### PROBLEM DETAILS
Return the listing below word for word.

### MATERIAL
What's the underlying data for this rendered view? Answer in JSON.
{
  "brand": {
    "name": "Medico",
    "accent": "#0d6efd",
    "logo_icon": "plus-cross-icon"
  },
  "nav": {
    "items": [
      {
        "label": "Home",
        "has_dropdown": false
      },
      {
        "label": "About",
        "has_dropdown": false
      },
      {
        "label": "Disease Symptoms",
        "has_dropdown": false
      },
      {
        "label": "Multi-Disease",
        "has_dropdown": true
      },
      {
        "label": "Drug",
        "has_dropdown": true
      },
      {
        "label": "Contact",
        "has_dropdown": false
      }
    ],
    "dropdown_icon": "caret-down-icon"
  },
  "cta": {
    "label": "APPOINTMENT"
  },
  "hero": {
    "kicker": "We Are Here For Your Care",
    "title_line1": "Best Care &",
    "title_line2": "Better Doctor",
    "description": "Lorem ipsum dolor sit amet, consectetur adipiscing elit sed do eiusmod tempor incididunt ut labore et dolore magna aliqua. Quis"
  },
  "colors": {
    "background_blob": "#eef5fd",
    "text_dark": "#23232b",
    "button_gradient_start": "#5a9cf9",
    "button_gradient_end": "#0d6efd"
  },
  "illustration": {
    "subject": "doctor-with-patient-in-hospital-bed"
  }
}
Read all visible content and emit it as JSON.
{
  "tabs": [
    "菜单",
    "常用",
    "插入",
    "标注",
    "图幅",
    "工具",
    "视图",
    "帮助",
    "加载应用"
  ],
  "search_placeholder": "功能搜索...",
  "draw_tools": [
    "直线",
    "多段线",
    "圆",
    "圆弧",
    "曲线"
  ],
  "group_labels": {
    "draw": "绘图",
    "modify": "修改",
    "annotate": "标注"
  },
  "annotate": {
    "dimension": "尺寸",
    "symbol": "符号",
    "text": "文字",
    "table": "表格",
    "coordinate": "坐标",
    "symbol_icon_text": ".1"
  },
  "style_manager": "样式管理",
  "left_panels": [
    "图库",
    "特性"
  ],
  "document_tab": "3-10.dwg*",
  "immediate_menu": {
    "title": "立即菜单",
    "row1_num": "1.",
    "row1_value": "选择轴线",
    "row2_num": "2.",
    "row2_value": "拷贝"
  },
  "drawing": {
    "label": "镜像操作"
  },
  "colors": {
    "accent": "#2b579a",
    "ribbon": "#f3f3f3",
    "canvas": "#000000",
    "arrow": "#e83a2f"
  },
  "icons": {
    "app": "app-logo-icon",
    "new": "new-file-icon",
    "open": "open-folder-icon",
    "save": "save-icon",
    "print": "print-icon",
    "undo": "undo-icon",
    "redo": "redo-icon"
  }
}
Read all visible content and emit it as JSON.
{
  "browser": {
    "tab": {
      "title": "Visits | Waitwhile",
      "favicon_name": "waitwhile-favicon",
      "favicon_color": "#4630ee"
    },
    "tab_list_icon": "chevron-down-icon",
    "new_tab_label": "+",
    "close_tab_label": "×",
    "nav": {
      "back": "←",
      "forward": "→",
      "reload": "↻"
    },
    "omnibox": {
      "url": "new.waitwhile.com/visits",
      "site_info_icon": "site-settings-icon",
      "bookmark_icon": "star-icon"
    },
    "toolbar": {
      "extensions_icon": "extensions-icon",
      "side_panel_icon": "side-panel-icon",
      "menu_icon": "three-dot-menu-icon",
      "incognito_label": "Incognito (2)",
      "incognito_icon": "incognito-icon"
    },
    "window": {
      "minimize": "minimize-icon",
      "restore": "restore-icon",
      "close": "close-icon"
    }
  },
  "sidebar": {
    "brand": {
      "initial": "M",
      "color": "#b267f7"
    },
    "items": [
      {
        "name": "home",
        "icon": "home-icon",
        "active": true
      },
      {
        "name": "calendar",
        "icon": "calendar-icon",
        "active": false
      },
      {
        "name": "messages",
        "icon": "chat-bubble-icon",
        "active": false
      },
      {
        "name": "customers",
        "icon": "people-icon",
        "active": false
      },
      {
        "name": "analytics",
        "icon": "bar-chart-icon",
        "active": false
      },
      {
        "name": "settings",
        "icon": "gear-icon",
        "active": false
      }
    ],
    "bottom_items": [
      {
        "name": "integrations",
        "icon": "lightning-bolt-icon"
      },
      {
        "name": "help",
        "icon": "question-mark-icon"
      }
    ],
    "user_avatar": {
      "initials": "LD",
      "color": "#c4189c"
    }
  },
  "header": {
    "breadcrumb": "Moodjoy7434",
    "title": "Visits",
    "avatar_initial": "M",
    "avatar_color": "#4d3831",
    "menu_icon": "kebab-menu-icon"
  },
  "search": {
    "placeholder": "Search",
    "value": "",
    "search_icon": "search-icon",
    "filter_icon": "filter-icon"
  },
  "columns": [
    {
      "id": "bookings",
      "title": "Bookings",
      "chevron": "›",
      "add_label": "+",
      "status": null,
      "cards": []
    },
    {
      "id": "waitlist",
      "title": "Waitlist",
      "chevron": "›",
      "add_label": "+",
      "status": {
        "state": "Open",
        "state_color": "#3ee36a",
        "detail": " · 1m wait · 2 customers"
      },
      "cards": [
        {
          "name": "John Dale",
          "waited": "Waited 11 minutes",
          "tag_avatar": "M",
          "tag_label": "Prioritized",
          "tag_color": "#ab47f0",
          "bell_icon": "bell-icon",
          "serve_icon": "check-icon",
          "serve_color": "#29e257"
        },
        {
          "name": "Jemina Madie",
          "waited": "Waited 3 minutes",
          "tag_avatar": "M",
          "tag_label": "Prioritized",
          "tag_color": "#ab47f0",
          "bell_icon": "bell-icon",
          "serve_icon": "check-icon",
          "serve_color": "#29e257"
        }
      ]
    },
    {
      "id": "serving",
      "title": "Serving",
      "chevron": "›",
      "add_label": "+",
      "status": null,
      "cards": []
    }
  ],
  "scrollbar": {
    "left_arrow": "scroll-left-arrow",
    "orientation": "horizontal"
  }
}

### RESULT
What's the underlying data for this rendered view? Answer in JSON.
{
  "brand": {
    "name": "Medico",
    "accent": "#0d6efd",
    "logo_icon": "plus-cross-icon"
  },
  "nav": {
    "items": [
      {
        "label": "Home",
        "has_dropdown": false
      },
      {
        "label": "About",
        "has_dropdown": false
      },
      {
        "label": "Disease Symptoms",
        "has_dropdown": false
      },
      {
        "label": "Multi-Disease",
        "has_dropdown": true
      },
      {
        "label": "Drug",
        "has_dropdown": true
      },
      {
        "label": "Contact",
        "has_dropdown": false
      }
    ],
    "dropdown_icon": "caret-down-icon"
  },
  "cta": {
    "label": "APPOINTMENT"
  },
  "hero": {
    "kicker": "We Are Here For Your Care",
    "title_line1": "Best Care &",
    "title_line2": "Better Doctor",
    "description": "Lorem ipsum dolor sit amet, consectetur adipiscing elit sed do eiusmod tempor incididunt ut labore et dolore magna aliqua. Quis"
  },
  "colors": {
    "background_blob": "#eef5fd",
    "text_dark": "#23232b",
    "button_gradient_start": "#5a9cf9",
    "button_gradient_end": "#0d6efd"
  },
  "illustration": {
    "subject": "doctor-with-patient-in-hospital-bed"
  }
}
Read all visible content and emit it as JSON.
{
  "tabs": [
    "菜单",
    "常用",
    "插入",
    "标注",
    "图幅",
    "工具",
    "视图",
    "帮助",
    "加载应用"
  ],
  "search_placeholder": "功能搜索...",
  "draw_tools": [
    "直线",
    "多段线",
    "圆",
    "圆弧",
    "曲线"
  ],
  "group_labels": {
    "draw": "绘图",
    "modify": "修改",
    "annotate": "标注"
  },
  "annotate": {
    "dimension": "尺寸",
    "symbol": "符号",
    "text": "文字",
    "table": "表格",
    "coordinate": "坐标",
    "symbol_icon_text": ".1"
  },
  "style_manager": "样式管理",
  "left_panels": [
    "图库",
    "特性"
  ],
  "document_tab": "3-10.dwg*",
  "immediate_menu": {
    "title": "立即菜单",
    "row1_num": "1.",
    "row1_value": "选择轴线",
    "row2_num": "2.",
    "row2_value": "拷贝"
  },
  "drawing": {
    "label": "镜像操作"
  },
  "colors": {
    "accent": "#2b579a",
    "ribbon": "#f3f3f3",
    "canvas": "#000000",
    "arrow": "#e83a2f"
  },
  "icons": {
    "app": "app-logo-icon",
    "new": "new-file-icon",
    "open": "open-folder-icon",
    "save": "save-icon",
    "print": "print-icon",
    "undo": "undo-icon",
    "redo": "redo-icon"
  }
}
Read all visible content and emit it as JSON.
{
  "browser": {
    "tab": {
      "title": "Visits | Waitwhile",
      "favicon_name": "waitwhile-favicon",
      "favicon_color": "#4630ee"
    },
    "tab_list_icon": "chevron-down-icon",
    "new_tab_label": "+",
    "close_tab_label": "×",
    "nav": {
      "back": "←",
      "forward": "→",
      "reload": "↻"
    },
    "omnibox": {
      "url": "new.waitwhile.com/visits",
      "site_info_icon": "site-settings-icon",
      "bookmark_icon": "star-icon"
    },
    "toolbar": {
      "extensions_icon": "extensions-icon",
      "side_panel_icon": "side-panel-icon",
      "menu_icon": "three-dot-menu-icon",
      "incognito_label": "Incognito (2)",
      "incognito_icon": "incognito-icon"
    },
    "window": {
      "minimize": "minimize-icon",
      "restore": "restore-icon",
      "close": "close-icon"
    }
  },
  "sidebar": {
    "brand": {
      "initial": "M",
      "color": "#b267f7"
    },
    "items": [
      {
        "name": "home",
        "icon": "home-icon",
        "active": true
      },
      {
        "name": "calendar",
        "icon": "calendar-icon",
        "active": false
      },
      {
        "name": "messages",
        "icon": "chat-bubble-icon",
        "active": false
      },
      {
        "name": "customers",
        "icon": "people-icon",
        "active": false
      },
      {
        "name": "analytics",
        "icon": "bar-chart-icon",
        "active": false
      },
      {
        "name": "settings",
        "icon": "gear-icon",
        "active": false
      }
    ],
    "bottom_items": [
      {
        "name": "integrations",
        "icon": "lightning-bolt-icon"
      },
      {
        "name": "help",
        "icon": "question-mark-icon"
      }
    ],
    "user_avatar": {
      "initials": "LD",
      "color": "#c4189c"
    }
  },
  "header": {
    "breadcrumb": "Moodjoy7434",
    "title": "Visits",
    "avatar_initial": "M",
    "avatar_color": "#4d3831",
    "menu_icon": "kebab-menu-icon"
  },
  "search": {
    "placeholder": "Search",
    "value": "",
    "search_icon": "search-icon",
    "filter_icon": "filter-icon"
  },
  "columns": [
    {
      "id": "bookings",
      "title": "Bookings",
      "chevron": "›",
      "add_label": "+",
      "status": null,
      "cards": []
    },
    {
      "id": "waitlist",
      "title": "Waitlist",
      "chevron": "›",
      "add_label": "+",
      "status": {
        "state": "Open",
        "state_color": "#3ee36a",
        "detail": " · 1m wait · 2 customers"
      },
      "cards": [
        {
          "name": "John Dale",
          "waited": "Waited 11 minutes",
          "tag_avatar": "M",
          "tag_label": "Prioritized",
          "tag_color": "#ab47f0",
          "bell_icon": "bell-icon",
          "serve_icon": "check-icon",
          "serve_color": "#29e257"
        },
        {
          "name": "Jemina Madie",
          "waited": "Waited 3 minutes",
          "tag_avatar": "M",
          "tag_label": "Prioritized",
          "tag_color": "#ab47f0",
          "bell_icon": "bell-icon",
          "serve_icon": "check-icon",
          "serve_color": "#29e257"
        }
      ]
    },
    {
      "id": "serving",
      "title": "Serving",
      "chevron": "›",
      "add_label": "+",
      "status": null,
      "cards": []
    }
  ],
  "scrollbar": {
    "left_arrow": "scroll-left-arrow",
    "orientation": "horizontal"
  }
}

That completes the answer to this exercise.